What is needed:
Reproduce each line that includes the word "Hour".

Input:

——

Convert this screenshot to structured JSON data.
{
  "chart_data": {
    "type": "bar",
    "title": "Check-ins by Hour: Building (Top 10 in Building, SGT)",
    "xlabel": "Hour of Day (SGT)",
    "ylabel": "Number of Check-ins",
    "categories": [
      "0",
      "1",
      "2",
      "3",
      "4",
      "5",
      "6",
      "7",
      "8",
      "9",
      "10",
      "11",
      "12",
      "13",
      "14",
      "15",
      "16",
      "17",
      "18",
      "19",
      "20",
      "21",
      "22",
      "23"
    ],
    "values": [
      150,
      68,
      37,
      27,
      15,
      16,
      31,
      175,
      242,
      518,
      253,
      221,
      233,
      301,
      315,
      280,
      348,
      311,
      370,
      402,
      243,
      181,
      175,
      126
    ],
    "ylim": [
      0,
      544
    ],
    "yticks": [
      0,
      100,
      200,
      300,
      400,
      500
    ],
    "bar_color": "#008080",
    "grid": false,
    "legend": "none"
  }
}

——

Reply to the task:
    "title": "Check-ins by Hour: Building (Top 10 in Building, SGT)",
    "xlabel": "Hour of Day (SGT)",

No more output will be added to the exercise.